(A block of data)
◆ ◆ ◆ ◆ ◆ ◆ ◆

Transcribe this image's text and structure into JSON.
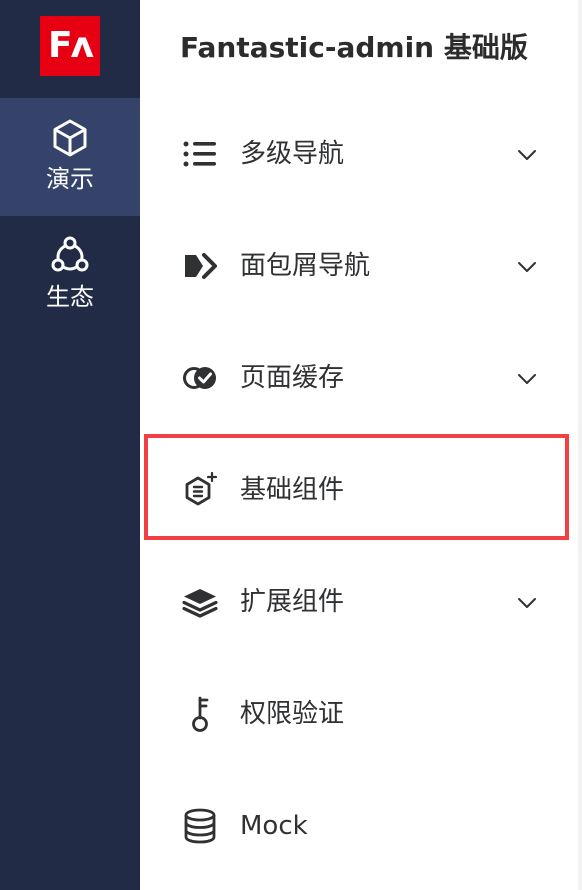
{
  "logo": {
    "text": "Fʌ",
    "color": "#e60012"
  },
  "rail": {
    "background": "#222b45",
    "active_background": "#354269",
    "items": [
      {
        "label": "演示",
        "icon": "cube-icon",
        "active": true
      },
      {
        "label": "生态",
        "icon": "ecosystem-icon",
        "active": false
      }
    ]
  },
  "header": {
    "title": "Fantastic-admin 基础版"
  },
  "menu": {
    "items": [
      {
        "label": "多级导航",
        "icon": "list-icon",
        "has_children": true
      },
      {
        "label": "面包屑导航",
        "icon": "breadcrumb-icon",
        "has_children": true
      },
      {
        "label": "页面缓存",
        "icon": "cache-toggle-icon",
        "has_children": true
      },
      {
        "label": "基础组件",
        "icon": "component-add-icon",
        "has_children": false,
        "highlighted": true
      },
      {
        "label": "扩展组件",
        "icon": "layers-icon",
        "has_children": true
      },
      {
        "label": "权限验证",
        "icon": "key-icon",
        "has_children": false
      },
      {
        "label": "Mock",
        "icon": "database-icon",
        "has_children": false
      }
    ]
  },
  "highlight_color": "#f23f44"
}
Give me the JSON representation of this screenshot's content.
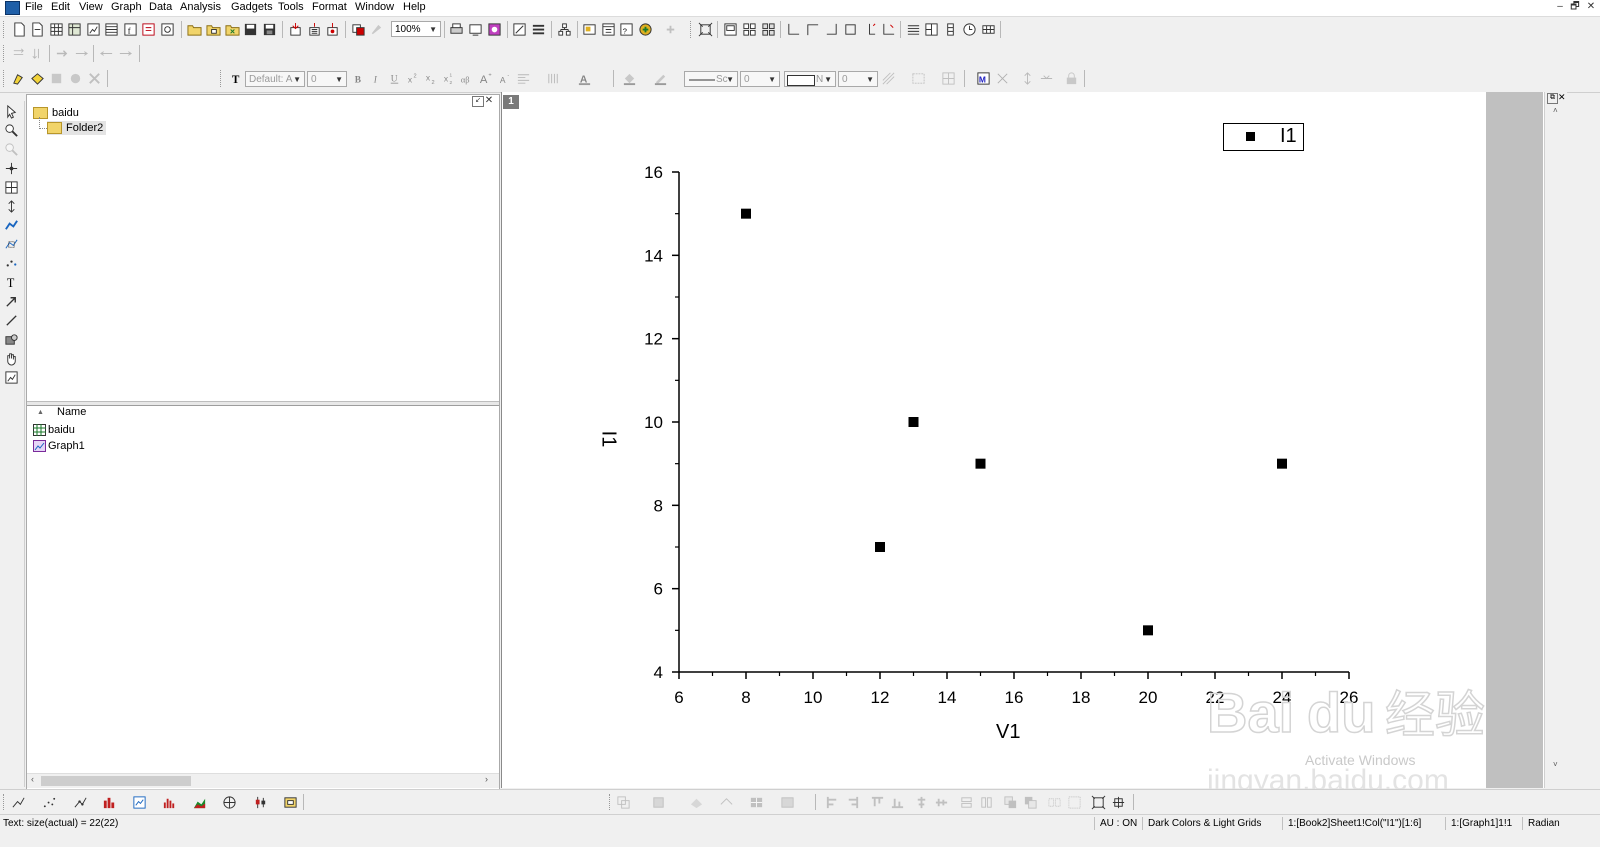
{
  "menu": [
    "File",
    "Edit",
    "View",
    "Graph",
    "Data",
    "Analysis",
    "Gadgets",
    "Tools",
    "Format",
    "Window",
    "Help"
  ],
  "window_controls": {
    "minimize": "–",
    "restore": "🗗",
    "close": "✕"
  },
  "toolbar": {
    "zoom_value": "100%",
    "font_name": "Default: A",
    "font_size": "0",
    "line_style": "Sc",
    "line_width": "0",
    "fill_label": "N",
    "fill_value": "0"
  },
  "explorer": {
    "tree": [
      {
        "label": "baidu"
      },
      {
        "label": "Folder2"
      }
    ],
    "list_header": "Name",
    "items": [
      {
        "label": "baidu",
        "type": "workbook"
      },
      {
        "label": "Graph1",
        "type": "graph"
      }
    ]
  },
  "graph": {
    "layer_tab": "1",
    "legend_label": "I1"
  },
  "chart_data": {
    "type": "scatter",
    "title": "",
    "xlabel": "V1",
    "ylabel": "I1",
    "xlim": [
      6,
      26
    ],
    "ylim": [
      4,
      16
    ],
    "xticks": [
      6,
      8,
      10,
      12,
      14,
      16,
      18,
      20,
      22,
      24,
      26
    ],
    "yticks": [
      4,
      6,
      8,
      10,
      12,
      14,
      16
    ],
    "grid": false,
    "legend_position": "top-right",
    "marker": "square",
    "series": [
      {
        "name": "I1",
        "color": "#000000",
        "x": [
          8,
          12,
          13,
          15,
          20,
          24
        ],
        "y": [
          15,
          7,
          10,
          9,
          5,
          9
        ]
      }
    ]
  },
  "watermark": {
    "brand": "Bai",
    "paw": "du",
    "cn": "经验",
    "url": "jingyan.baidu.com",
    "activate_windows": "Activate Windows"
  },
  "status": {
    "left": "Text: size(actual) = 22(22)",
    "au": "AU : ON",
    "theme": "Dark Colors & Light Grids",
    "cell": "1:[Book2]Sheet1!Col(\"I1\")[1:6]",
    "graph_ref": "1:[Graph1]1!1",
    "angle": "Radian"
  }
}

◆ ◆ ◆ ◆ ◆ ◆ ◆

— Written exercise —
Copy every line of the listing that contains the word "baidu".

— Output of the exercise —
        "label": "baidu"
        "label": "baidu",
    "url": "jingyan.baidu.com",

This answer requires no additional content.